(STATED TASK)
Each line of the listing that contains the word "celui" is to be copied.

Collected data
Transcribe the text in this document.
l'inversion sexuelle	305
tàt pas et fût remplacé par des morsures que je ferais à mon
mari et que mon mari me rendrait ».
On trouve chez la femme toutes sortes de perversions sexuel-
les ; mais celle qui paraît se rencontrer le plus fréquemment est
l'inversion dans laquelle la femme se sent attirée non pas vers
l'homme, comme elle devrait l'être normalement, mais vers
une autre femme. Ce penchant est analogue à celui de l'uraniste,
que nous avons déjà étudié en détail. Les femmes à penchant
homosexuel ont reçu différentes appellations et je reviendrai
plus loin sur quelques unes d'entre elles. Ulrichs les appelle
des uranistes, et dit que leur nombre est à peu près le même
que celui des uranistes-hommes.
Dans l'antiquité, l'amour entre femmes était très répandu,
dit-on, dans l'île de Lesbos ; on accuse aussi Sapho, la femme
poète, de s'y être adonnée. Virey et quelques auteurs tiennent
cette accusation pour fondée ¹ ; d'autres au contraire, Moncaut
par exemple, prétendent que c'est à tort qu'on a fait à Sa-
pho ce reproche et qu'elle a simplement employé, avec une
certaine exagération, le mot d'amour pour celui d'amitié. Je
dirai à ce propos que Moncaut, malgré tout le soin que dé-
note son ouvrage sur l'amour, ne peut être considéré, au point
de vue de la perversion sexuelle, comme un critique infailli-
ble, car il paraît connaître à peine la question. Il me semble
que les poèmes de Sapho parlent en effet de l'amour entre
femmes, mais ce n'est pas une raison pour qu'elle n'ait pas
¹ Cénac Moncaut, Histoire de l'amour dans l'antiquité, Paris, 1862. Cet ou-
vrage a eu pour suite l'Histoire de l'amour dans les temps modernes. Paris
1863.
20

(SOLUTION)
une autre femme. Ce penchant est analogue à celui de l'uraniste,
que celui des uranistes-hommes.
certaine exagération, le mot d'amour pour celui d'amitié. Je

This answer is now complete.